* [ROWS]
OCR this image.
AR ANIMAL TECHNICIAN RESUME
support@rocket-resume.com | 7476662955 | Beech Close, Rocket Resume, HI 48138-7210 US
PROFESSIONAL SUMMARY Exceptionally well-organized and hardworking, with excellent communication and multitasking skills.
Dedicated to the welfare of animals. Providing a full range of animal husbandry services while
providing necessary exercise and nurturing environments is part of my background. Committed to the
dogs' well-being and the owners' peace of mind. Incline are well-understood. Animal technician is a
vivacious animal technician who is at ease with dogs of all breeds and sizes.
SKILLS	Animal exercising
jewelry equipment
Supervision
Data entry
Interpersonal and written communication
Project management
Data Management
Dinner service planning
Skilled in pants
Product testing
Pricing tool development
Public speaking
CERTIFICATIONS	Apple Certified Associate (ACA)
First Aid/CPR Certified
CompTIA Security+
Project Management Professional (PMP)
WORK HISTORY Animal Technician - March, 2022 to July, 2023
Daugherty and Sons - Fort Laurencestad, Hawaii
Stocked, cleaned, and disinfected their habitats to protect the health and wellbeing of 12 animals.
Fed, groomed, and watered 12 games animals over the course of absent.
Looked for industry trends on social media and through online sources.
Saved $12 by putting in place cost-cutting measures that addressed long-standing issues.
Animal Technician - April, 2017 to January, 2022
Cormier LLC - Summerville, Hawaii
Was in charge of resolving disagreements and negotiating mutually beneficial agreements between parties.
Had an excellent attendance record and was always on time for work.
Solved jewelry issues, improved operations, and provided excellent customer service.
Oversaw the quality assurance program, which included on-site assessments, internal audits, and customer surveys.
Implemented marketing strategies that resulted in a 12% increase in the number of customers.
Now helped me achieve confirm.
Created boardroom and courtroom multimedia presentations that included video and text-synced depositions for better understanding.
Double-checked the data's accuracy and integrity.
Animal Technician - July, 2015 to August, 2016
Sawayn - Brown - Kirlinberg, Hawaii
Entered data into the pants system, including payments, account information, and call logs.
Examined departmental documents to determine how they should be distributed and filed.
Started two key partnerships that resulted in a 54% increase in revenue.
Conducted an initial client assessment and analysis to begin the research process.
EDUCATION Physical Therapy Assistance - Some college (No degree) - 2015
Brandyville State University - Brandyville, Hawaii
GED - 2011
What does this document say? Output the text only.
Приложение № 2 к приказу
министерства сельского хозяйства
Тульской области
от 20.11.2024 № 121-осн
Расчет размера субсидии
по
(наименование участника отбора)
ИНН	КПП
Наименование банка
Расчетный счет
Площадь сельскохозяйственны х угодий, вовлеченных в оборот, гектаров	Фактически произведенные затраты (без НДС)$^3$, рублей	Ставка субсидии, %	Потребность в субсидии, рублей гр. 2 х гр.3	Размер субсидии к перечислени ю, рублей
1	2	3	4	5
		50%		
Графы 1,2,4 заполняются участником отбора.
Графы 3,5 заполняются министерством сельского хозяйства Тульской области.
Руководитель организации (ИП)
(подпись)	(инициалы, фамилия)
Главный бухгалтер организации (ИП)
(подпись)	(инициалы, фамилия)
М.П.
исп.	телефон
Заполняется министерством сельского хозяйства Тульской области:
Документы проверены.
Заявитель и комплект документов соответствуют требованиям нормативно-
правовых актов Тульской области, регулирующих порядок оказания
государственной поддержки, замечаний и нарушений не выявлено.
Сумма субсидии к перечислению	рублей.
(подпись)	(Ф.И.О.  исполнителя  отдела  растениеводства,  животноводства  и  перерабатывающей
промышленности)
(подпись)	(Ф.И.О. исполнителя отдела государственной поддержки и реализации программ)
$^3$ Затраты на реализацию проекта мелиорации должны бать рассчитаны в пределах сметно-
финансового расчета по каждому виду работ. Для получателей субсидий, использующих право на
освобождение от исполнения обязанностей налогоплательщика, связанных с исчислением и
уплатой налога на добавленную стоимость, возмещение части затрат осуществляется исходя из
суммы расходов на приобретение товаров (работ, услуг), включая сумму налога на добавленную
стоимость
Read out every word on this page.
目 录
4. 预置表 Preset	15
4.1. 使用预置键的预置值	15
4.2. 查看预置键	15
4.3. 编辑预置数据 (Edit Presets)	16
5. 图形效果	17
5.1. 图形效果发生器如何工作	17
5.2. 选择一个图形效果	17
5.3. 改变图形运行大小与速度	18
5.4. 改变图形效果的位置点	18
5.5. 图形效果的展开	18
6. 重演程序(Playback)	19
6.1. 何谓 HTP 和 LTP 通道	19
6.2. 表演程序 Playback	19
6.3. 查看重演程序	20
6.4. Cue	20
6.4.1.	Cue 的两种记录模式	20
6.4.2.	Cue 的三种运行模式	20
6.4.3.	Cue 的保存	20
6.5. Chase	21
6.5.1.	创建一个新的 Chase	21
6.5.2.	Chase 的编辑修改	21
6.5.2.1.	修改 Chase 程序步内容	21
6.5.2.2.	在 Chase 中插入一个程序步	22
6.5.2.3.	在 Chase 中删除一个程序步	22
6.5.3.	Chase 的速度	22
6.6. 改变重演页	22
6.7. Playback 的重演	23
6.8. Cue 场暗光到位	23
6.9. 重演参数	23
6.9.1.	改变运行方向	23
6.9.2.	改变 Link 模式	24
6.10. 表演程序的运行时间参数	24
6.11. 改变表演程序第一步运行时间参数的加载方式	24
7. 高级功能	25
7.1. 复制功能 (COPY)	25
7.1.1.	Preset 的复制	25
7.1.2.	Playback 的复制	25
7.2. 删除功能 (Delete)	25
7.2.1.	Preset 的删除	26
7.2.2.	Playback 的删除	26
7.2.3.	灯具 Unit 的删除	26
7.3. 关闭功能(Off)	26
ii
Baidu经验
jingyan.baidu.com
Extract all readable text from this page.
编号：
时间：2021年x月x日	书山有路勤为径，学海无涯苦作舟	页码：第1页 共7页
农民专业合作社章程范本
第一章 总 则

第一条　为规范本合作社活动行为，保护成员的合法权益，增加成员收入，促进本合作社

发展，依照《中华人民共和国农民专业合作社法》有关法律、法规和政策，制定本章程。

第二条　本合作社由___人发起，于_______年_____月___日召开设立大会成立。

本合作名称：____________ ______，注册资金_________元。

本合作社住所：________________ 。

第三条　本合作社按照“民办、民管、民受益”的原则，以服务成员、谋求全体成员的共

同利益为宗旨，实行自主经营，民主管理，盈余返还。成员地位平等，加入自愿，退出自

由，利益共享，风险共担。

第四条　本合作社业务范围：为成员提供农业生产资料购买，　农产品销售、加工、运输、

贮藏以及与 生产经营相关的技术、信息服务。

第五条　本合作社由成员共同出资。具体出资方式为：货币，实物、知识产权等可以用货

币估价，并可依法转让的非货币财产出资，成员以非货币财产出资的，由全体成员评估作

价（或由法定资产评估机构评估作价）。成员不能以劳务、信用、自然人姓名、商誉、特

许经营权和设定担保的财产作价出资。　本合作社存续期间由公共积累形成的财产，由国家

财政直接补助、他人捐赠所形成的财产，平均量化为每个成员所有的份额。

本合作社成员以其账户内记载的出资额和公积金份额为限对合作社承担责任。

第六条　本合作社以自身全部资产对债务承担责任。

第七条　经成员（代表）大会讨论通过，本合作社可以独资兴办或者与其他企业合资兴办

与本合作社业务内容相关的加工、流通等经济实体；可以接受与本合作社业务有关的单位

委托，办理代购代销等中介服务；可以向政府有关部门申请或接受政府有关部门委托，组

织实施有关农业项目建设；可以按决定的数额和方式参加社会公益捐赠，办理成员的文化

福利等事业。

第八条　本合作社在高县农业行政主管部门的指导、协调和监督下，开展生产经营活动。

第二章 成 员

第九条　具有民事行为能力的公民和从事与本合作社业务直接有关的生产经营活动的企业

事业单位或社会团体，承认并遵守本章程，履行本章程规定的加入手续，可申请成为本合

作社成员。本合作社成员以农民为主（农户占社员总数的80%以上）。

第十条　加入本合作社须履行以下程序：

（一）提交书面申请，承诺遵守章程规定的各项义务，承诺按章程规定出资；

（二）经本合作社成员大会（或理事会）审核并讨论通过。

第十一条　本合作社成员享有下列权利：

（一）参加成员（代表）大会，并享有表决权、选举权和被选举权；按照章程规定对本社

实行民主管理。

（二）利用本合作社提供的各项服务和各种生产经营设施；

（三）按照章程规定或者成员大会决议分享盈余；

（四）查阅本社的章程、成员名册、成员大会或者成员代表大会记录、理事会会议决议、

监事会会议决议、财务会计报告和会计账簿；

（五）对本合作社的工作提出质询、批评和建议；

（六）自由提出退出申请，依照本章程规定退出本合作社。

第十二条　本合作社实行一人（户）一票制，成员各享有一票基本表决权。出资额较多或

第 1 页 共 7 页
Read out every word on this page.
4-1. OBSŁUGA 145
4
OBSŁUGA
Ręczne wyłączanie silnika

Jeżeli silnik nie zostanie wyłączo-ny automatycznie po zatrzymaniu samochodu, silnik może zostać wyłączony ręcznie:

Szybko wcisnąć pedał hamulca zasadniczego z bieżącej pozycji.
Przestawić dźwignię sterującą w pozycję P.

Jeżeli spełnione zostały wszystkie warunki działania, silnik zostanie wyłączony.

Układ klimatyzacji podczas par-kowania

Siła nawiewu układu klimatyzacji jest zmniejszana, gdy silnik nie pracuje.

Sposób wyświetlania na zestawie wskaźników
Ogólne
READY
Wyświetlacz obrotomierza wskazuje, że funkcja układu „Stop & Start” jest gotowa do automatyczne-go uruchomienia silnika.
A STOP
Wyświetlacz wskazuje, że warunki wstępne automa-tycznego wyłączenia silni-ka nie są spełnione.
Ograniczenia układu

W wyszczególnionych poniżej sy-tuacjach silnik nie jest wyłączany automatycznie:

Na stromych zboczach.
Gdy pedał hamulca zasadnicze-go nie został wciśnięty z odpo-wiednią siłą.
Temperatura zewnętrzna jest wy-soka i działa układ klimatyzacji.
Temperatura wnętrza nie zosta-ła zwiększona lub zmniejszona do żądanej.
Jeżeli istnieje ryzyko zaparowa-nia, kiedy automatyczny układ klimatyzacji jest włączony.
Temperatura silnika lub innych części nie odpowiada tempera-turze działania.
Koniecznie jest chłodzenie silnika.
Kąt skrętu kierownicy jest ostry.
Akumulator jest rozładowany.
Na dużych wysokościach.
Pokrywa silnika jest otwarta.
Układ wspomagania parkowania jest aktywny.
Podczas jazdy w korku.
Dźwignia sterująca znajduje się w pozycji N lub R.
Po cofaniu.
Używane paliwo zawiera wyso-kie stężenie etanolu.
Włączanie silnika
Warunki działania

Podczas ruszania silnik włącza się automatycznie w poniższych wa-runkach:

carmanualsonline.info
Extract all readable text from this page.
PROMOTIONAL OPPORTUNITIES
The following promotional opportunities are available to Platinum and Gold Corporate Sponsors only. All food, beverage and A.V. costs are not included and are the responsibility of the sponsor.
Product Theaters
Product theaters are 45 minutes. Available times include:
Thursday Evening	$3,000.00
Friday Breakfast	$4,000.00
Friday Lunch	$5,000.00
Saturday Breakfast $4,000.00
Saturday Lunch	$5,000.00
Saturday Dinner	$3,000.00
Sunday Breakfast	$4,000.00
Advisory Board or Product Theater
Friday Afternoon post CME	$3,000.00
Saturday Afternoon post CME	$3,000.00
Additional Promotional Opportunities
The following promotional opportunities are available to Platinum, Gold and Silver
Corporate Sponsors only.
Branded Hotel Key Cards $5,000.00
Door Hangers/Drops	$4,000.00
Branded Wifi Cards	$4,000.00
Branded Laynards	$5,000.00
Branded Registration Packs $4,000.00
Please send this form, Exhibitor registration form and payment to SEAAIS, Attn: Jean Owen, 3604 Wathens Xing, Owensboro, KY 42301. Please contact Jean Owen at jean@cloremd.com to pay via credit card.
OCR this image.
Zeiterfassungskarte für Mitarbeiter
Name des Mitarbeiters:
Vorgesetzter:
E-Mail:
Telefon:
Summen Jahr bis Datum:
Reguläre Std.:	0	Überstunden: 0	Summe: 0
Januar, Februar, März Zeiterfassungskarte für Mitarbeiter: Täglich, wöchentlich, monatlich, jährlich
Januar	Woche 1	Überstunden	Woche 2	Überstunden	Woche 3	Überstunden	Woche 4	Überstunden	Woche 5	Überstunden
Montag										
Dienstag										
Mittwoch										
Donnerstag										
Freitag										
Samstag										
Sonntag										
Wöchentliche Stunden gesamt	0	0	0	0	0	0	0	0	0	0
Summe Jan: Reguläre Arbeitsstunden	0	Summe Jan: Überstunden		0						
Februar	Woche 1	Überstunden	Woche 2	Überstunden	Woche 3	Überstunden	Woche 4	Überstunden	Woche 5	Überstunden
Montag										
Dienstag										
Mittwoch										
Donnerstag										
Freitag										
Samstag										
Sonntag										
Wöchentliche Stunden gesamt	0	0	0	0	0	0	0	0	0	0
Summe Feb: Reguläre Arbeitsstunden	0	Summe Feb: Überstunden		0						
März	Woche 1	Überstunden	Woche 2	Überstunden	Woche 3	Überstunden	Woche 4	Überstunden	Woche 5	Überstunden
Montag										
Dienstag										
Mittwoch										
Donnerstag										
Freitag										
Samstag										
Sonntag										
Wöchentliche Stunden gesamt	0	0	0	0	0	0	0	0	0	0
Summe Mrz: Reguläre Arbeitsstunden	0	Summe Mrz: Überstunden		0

* [EXERCISE] Above are records; say how many of their lines contain the word "государственной", giving only the number.

* [OUTPUT OF THE EXERCISE] 2